* WRITTEN TASK: Output the records. Match them exactly.

* INFORMATION PROVIDED:
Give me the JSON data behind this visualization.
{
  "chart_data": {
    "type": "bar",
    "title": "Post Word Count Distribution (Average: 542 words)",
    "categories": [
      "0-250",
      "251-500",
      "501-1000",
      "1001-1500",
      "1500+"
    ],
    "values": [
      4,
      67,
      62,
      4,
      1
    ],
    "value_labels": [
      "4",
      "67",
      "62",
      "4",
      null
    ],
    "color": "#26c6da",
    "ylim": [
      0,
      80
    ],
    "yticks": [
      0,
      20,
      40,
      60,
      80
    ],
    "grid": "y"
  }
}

* EXERCISE ANSWER:
Give me the JSON data behind this visualization.
{
  "chart_data": {
    "type": "bar",
    "title": "Post Word Count Distribution (Average: 542 words)",
    "categories": [
      "0-250",
      "251-500",
      "501-1000",
      "1001-1500",
      "1500+"
    ],
    "values": [
      4,
      67,
      62,
      4,
      1
    ],
    "value_labels": [
      "4",
      "67",
      "62",
      "4",
      null
    ],
    "color": "#26c6da",
    "ylim": [
      0,
      80
    ],
    "yticks": [
      0,
      20,
      40,
      60,
      80
    ],
    "grid": "y"
  }
}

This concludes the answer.